§ Source data:
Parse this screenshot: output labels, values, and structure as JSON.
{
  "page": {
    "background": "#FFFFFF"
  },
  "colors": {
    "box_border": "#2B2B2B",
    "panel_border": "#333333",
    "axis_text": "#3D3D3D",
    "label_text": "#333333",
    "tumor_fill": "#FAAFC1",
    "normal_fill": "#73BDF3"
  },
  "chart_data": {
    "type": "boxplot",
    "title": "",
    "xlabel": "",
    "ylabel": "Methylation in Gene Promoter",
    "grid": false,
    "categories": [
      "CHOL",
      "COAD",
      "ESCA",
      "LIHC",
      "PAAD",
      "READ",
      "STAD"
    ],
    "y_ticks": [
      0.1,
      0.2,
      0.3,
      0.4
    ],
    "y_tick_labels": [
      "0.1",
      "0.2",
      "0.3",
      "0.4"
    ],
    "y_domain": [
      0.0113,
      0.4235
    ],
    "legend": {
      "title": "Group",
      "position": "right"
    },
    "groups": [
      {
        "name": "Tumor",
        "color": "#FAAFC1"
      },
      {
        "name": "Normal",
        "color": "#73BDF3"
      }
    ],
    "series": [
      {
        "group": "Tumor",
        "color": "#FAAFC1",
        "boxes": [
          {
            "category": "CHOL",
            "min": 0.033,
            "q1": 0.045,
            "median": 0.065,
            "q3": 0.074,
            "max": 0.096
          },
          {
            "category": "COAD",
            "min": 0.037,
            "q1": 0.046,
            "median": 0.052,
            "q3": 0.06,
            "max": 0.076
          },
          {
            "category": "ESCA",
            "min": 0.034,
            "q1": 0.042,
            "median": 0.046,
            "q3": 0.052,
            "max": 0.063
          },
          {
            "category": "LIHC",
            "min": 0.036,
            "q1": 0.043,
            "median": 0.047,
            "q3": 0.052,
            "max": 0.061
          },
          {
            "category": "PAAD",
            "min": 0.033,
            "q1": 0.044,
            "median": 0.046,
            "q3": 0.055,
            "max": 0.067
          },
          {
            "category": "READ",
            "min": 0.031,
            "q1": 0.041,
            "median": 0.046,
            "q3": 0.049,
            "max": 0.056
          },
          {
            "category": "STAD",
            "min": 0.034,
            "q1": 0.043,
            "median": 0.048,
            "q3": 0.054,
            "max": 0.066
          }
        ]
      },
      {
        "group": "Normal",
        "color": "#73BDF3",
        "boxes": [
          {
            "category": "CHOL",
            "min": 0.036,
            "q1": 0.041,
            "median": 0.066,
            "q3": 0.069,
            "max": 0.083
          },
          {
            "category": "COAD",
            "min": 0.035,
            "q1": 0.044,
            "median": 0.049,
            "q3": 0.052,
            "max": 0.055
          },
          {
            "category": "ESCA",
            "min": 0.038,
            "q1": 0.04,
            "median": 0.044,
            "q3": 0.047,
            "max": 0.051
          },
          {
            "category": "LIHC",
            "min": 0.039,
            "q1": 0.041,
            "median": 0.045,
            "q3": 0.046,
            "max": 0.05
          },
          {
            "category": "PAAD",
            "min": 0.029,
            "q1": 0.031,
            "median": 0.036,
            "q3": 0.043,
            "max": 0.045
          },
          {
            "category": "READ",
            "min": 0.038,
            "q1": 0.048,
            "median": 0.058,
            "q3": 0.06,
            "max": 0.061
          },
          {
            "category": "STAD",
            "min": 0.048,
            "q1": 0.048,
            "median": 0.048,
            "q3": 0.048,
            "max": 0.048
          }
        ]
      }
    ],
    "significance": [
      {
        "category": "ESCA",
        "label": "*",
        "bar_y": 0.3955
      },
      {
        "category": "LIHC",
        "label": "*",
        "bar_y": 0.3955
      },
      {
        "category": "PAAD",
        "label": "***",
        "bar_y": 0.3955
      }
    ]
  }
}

§ Work instruction: From first line to last, transcribe the material exactly.

§ Result of this exercise:
Parse this screenshot: output labels, values, and structure as JSON.
{
  "page": {
    "background": "#FFFFFF"
  },
  "colors": {
    "box_border": "#2B2B2B",
    "panel_border": "#333333",
    "axis_text": "#3D3D3D",
    "label_text": "#333333",
    "tumor_fill": "#FAAFC1",
    "normal_fill": "#73BDF3"
  },
  "chart_data": {
    "type": "boxplot",
    "title": "",
    "xlabel": "",
    "ylabel": "Methylation in Gene Promoter",
    "grid": false,
    "categories": [
      "CHOL",
      "COAD",
      "ESCA",
      "LIHC",
      "PAAD",
      "READ",
      "STAD"
    ],
    "y_ticks": [
      0.1,
      0.2,
      0.3,
      0.4
    ],
    "y_tick_labels": [
      "0.1",
      "0.2",
      "0.3",
      "0.4"
    ],
    "y_domain": [
      0.0113,
      0.4235
    ],
    "legend": {
      "title": "Group",
      "position": "right"
    },
    "groups": [
      {
        "name": "Tumor",
        "color": "#FAAFC1"
      },
      {
        "name": "Normal",
        "color": "#73BDF3"
      }
    ],
    "series": [
      {
        "group": "Tumor",
        "color": "#FAAFC1",
        "boxes": [
          {
            "category": "CHOL",
            "min": 0.033,
            "q1": 0.045,
            "median": 0.065,
            "q3": 0.074,
            "max": 0.096
          },
          {
            "category": "COAD",
            "min": 0.037,
            "q1": 0.046,
            "median": 0.052,
            "q3": 0.06,
            "max": 0.076
          },
          {
            "category": "ESCA",
            "min": 0.034,
            "q1": 0.042,
            "median": 0.046,
            "q3": 0.052,
            "max": 0.063
          },
          {
            "category": "LIHC",
            "min": 0.036,
            "q1": 0.043,
            "median": 0.047,
            "q3": 0.052,
            "max": 0.061
          },
          {
            "category": "PAAD",
            "min": 0.033,
            "q1": 0.044,
            "median": 0.046,
            "q3": 0.055,
            "max": 0.067
          },
          {
            "category": "READ",
            "min": 0.031,
            "q1": 0.041,
            "median": 0.046,
            "q3": 0.049,
            "max": 0.056
          },
          {
            "category": "STAD",
            "min": 0.034,
            "q1": 0.043,
            "median": 0.048,
            "q3": 0.054,
            "max": 0.066
          }
        ]
      },
      {
        "group": "Normal",
        "color": "#73BDF3",
        "boxes": [
          {
            "category": "CHOL",
            "min": 0.036,
            "q1": 0.041,
            "median": 0.066,
            "q3": 0.069,
            "max": 0.083
          },
          {
            "category": "COAD",
            "min": 0.035,
            "q1": 0.044,
            "median": 0.049,
            "q3": 0.052,
            "max": 0.055
          },
          {
            "category": "ESCA",
            "min": 0.038,
            "q1": 0.04,
            "median": 0.044,
            "q3": 0.047,
            "max": 0.051
          },
          {
            "category": "LIHC",
            "min": 0.039,
            "q1": 0.041,
            "median": 0.045,
            "q3": 0.046,
            "max": 0.05
          },
          {
            "category": "PAAD",
            "min": 0.029,
            "q1": 0.031,
            "median": 0.036,
            "q3": 0.043,
            "max": 0.045
          },
          {
            "category": "READ",
            "min": 0.038,
            "q1": 0.048,
            "median": 0.058,
            "q3": 0.06,
            "max": 0.061
          },
          {
            "category": "STAD",
            "min": 0.048,
            "q1": 0.048,
            "median": 0.048,
            "q3": 0.048,
            "max": 0.048
          }
        ]
      }
    ],
    "significance": [
      {
        "category": "ESCA",
        "label": "*",
        "bar_y": 0.3955
      },
      {
        "category": "LIHC",
        "label": "*",
        "bar_y": 0.3955
      },
      {
        "category": "PAAD",
        "label": "***",
        "bar_y": 0.3955
      }
    ]
  }
}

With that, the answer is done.